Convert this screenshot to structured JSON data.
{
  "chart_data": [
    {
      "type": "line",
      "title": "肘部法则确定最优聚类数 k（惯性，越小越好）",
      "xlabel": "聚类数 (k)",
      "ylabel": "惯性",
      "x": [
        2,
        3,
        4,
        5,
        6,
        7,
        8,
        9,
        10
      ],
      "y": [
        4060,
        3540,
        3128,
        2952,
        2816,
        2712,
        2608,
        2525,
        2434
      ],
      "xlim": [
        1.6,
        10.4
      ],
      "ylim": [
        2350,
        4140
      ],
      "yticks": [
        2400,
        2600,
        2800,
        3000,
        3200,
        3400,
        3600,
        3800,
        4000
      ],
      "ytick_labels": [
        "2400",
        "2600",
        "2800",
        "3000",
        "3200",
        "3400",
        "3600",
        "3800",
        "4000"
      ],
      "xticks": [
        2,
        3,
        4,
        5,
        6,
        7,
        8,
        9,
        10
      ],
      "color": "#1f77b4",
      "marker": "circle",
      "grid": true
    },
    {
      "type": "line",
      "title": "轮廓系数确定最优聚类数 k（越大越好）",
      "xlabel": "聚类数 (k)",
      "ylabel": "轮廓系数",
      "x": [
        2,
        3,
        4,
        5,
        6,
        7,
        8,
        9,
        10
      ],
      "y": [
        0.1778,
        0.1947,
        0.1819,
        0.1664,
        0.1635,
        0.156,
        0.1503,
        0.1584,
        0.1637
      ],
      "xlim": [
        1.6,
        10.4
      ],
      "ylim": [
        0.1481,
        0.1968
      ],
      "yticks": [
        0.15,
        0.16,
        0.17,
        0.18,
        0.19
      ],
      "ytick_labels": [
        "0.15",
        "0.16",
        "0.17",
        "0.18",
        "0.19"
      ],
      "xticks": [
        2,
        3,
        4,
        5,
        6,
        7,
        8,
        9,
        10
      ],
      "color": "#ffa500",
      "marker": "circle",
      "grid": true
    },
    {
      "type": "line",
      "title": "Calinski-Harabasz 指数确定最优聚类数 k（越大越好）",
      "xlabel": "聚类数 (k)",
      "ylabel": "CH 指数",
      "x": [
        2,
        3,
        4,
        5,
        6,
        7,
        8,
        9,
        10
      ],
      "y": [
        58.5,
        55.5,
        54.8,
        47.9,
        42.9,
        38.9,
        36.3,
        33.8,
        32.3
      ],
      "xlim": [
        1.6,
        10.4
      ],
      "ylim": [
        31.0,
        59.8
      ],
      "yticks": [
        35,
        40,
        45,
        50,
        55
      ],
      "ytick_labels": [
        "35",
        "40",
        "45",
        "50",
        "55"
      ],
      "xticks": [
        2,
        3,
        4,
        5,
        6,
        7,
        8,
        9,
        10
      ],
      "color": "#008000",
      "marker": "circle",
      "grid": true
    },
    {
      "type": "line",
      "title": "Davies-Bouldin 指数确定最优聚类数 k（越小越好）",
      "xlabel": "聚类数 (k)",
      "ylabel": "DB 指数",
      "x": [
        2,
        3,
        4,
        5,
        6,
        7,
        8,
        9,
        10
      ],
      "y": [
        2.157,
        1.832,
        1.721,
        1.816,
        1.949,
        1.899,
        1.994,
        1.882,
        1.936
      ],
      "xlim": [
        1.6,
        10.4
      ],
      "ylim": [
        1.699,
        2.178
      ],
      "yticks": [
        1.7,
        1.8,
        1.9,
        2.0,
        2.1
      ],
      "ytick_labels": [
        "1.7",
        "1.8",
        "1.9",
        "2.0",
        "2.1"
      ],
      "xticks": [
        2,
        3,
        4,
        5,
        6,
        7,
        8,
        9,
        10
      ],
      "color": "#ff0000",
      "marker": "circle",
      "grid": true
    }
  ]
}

= = = = =

▶ _WHAT THE TASK ASKS_:
Gather from the records above every line containing the string "ylabel".

▶ _THE OUTPUT_:
      "ylabel": "惯性",
      "ylabel": "轮廓系数",
      "ylabel": "CH 指数",
      "ylabel": "DB 指数",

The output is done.